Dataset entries
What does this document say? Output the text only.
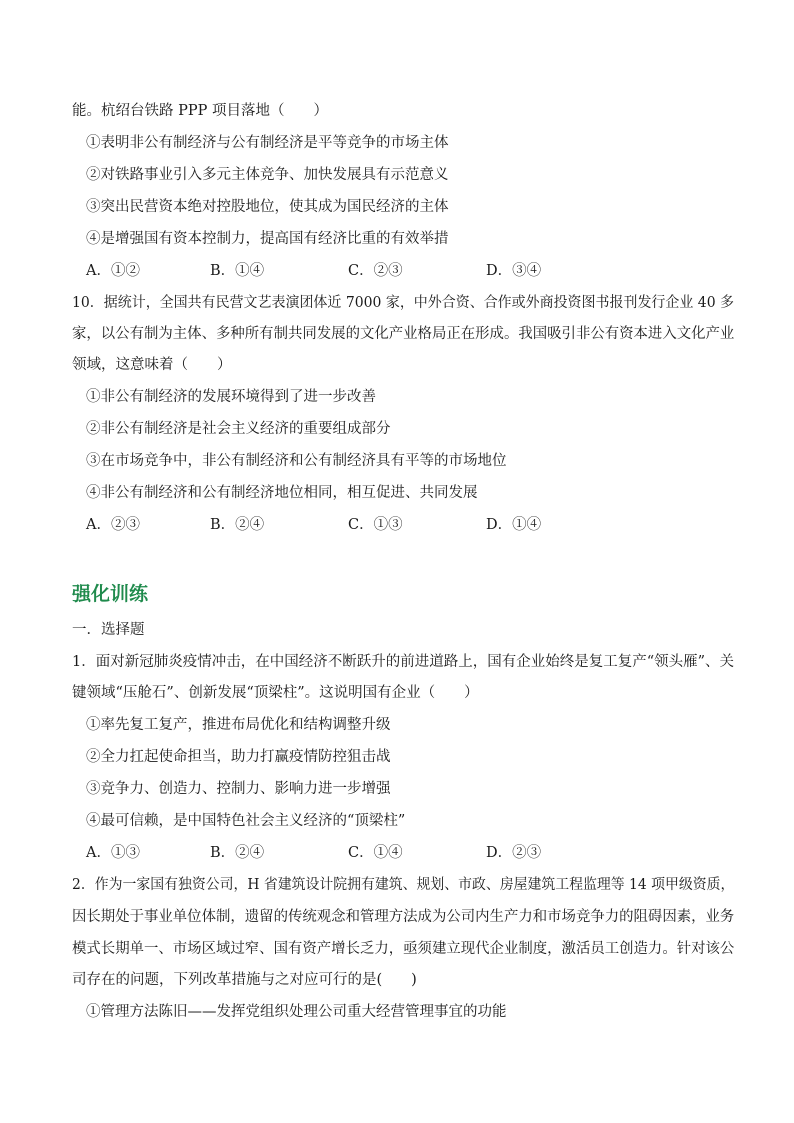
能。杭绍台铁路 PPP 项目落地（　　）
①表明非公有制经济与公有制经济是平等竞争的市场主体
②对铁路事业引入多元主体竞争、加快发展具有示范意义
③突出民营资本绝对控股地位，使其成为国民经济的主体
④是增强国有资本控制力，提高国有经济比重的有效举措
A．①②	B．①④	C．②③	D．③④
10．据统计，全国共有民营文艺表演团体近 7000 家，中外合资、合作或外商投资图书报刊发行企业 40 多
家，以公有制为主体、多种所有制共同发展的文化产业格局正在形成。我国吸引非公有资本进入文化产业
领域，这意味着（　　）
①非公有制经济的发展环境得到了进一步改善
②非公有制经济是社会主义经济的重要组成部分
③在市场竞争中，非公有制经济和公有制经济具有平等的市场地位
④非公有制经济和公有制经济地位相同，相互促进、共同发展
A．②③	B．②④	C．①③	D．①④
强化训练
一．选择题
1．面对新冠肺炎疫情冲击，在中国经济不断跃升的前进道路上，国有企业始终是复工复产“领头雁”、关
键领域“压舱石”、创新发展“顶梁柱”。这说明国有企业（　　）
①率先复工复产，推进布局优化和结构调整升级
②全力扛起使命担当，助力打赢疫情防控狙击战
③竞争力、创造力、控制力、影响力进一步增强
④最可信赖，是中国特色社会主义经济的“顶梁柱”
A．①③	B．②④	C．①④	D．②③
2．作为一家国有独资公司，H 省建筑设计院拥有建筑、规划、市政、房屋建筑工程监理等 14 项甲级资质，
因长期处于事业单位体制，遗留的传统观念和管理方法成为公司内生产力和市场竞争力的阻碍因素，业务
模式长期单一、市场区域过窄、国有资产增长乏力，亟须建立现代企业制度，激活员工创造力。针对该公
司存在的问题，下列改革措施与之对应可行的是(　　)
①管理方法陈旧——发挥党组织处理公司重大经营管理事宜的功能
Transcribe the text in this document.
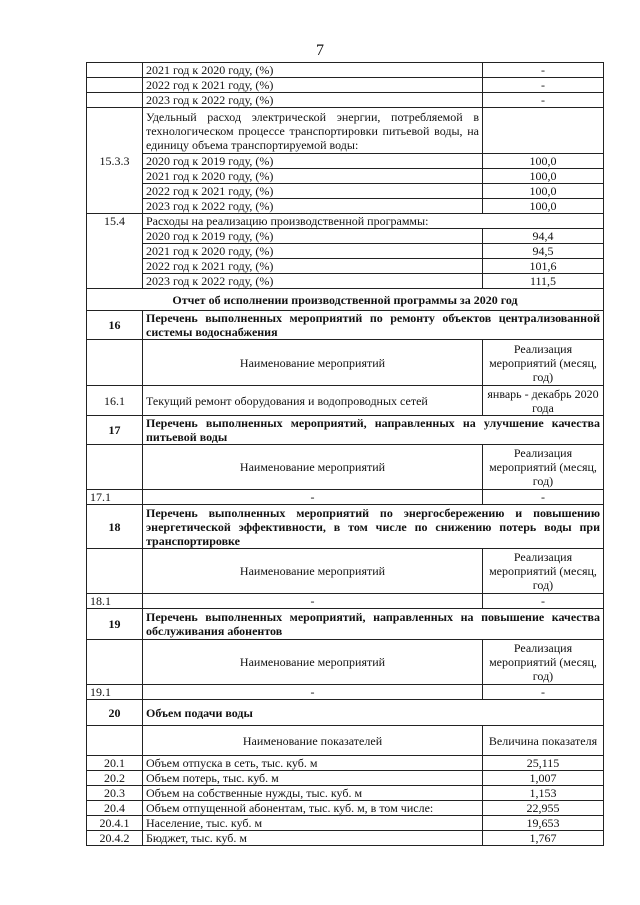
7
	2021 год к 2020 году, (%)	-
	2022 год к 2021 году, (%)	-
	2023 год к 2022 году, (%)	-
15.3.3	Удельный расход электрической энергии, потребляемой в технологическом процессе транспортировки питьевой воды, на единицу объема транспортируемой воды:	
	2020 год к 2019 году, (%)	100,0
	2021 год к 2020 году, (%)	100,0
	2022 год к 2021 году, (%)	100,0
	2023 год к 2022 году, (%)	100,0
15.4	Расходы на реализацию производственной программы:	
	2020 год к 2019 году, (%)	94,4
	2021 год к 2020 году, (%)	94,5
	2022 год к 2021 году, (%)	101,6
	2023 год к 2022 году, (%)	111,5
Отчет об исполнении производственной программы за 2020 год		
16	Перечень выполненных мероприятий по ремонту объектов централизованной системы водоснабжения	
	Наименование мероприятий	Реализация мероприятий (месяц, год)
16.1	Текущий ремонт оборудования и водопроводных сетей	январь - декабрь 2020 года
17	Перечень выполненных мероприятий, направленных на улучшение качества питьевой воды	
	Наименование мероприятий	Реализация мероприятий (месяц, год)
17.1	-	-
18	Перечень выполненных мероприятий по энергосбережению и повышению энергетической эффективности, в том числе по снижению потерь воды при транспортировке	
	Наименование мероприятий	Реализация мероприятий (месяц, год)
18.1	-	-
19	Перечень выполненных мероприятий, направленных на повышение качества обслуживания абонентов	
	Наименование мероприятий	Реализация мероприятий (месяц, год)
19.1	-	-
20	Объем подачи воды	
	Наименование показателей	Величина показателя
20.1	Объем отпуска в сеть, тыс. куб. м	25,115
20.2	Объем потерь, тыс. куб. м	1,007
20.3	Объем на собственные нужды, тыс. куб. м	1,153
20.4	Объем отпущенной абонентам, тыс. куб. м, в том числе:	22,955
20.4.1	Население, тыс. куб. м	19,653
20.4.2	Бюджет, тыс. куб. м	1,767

→ **Task statement**: Search the lines above for the string "this" and copy each line that has it.

→ **Full answer**:
What does this document say? Output the text only.
Transcribe the text in this document.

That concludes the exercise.